### Given problem
Retype the material word for word.

### Saved data entries
####

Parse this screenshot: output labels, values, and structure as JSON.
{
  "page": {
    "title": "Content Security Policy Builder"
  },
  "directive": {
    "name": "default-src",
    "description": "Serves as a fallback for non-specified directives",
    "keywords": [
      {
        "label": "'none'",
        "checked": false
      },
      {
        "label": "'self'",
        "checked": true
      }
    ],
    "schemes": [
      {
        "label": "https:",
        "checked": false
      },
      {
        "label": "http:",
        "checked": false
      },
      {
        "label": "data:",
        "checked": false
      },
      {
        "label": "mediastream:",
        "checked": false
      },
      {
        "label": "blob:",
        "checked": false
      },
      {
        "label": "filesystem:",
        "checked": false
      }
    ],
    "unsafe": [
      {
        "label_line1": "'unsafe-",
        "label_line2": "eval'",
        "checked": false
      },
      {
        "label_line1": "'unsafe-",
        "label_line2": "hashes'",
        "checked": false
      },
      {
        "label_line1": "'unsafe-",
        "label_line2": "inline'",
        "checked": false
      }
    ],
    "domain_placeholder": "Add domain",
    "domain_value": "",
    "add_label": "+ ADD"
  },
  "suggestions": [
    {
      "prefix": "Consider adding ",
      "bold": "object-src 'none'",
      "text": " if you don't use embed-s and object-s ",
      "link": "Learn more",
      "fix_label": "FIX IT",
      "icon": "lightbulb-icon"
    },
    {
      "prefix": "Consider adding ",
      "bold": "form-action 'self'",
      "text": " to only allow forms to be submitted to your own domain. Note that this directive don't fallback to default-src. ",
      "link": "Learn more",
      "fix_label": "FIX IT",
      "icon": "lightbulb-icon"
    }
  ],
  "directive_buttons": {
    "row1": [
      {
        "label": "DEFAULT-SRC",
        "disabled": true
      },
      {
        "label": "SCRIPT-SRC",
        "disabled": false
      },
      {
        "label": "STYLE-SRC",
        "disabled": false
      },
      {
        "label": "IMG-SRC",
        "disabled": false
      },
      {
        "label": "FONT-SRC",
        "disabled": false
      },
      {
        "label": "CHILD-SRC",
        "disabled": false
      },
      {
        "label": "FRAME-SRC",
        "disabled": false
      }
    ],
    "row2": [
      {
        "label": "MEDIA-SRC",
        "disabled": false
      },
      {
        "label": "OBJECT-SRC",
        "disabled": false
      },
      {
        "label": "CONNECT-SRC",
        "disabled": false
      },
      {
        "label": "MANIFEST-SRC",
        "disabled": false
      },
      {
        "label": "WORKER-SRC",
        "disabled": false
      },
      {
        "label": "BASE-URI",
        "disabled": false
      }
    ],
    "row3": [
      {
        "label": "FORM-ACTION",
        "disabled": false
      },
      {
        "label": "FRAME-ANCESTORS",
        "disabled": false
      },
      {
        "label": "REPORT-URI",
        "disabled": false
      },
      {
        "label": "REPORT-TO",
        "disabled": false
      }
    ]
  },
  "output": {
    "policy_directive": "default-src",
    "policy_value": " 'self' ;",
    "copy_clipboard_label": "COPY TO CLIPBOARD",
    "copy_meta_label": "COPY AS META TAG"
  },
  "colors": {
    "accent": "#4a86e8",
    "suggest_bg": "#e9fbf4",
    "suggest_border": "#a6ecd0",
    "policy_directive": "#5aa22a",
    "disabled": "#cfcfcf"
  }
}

####

### Written answer
Parse this screenshot: output labels, values, and structure as JSON.
{
  "page": {
    "title": "Content Security Policy Builder"
  },
  "directive": {
    "name": "default-src",
    "description": "Serves as a fallback for non-specified directives",
    "keywords": [
      {
        "label": "'none'",
        "checked": false
      },
      {
        "label": "'self'",
        "checked": true
      }
    ],
    "schemes": [
      {
        "label": "https:",
        "checked": false
      },
      {
        "label": "http:",
        "checked": false
      },
      {
        "label": "data:",
        "checked": false
      },
      {
        "label": "mediastream:",
        "checked": false
      },
      {
        "label": "blob:",
        "checked": false
      },
      {
        "label": "filesystem:",
        "checked": false
      }
    ],
    "unsafe": [
      {
        "label_line1": "'unsafe-",
        "label_line2": "eval'",
        "checked": false
      },
      {
        "label_line1": "'unsafe-",
        "label_line2": "hashes'",
        "checked": false
      },
      {
        "label_line1": "'unsafe-",
        "label_line2": "inline'",
        "checked": false
      }
    ],
    "domain_placeholder": "Add domain",
    "domain_value": "",
    "add_label": "+ ADD"
  },
  "suggestions": [
    {
      "prefix": "Consider adding ",
      "bold": "object-src 'none'",
      "text": " if you don't use embed-s and object-s ",
      "link": "Learn more",
      "fix_label": "FIX IT",
      "icon": "lightbulb-icon"
    },
    {
      "prefix": "Consider adding ",
      "bold": "form-action 'self'",
      "text": " to only allow forms to be submitted to your own domain. Note that this directive don't fallback to default-src. ",
      "link": "Learn more",
      "fix_label": "FIX IT",
      "icon": "lightbulb-icon"
    }
  ],
  "directive_buttons": {
    "row1": [
      {
        "label": "DEFAULT-SRC",
        "disabled": true
      },
      {
        "label": "SCRIPT-SRC",
        "disabled": false
      },
      {
        "label": "STYLE-SRC",
        "disabled": false
      },
      {
        "label": "IMG-SRC",
        "disabled": false
      },
      {
        "label": "FONT-SRC",
        "disabled": false
      },
      {
        "label": "CHILD-SRC",
        "disabled": false
      },
      {
        "label": "FRAME-SRC",
        "disabled": false
      }
    ],
    "row2": [
      {
        "label": "MEDIA-SRC",
        "disabled": false
      },
      {
        "label": "OBJECT-SRC",
        "disabled": false
      },
      {
        "label": "CONNECT-SRC",
        "disabled": false
      },
      {
        "label": "MANIFEST-SRC",
        "disabled": false
      },
      {
        "label": "WORKER-SRC",
        "disabled": false
      },
      {
        "label": "BASE-URI",
        "disabled": false
      }
    ],
    "row3": [
      {
        "label": "FORM-ACTION",
        "disabled": false
      },
      {
        "label": "FRAME-ANCESTORS",
        "disabled": false
      },
      {
        "label": "REPORT-URI",
        "disabled": false
      },
      {
        "label": "REPORT-TO",
        "disabled": false
      }
    ]
  },
  "output": {
    "policy_directive": "default-src",
    "policy_value": " 'self' ;",
    "copy_clipboard_label": "COPY TO CLIPBOARD",
    "copy_meta_label": "COPY AS META TAG"
  },
  "colors": {
    "accent": "#4a86e8",
    "suggest_bg": "#e9fbf4",
    "suggest_border": "#a6ecd0",
    "policy_directive": "#5aa22a",
    "disabled": "#cfcfcf"
  }
}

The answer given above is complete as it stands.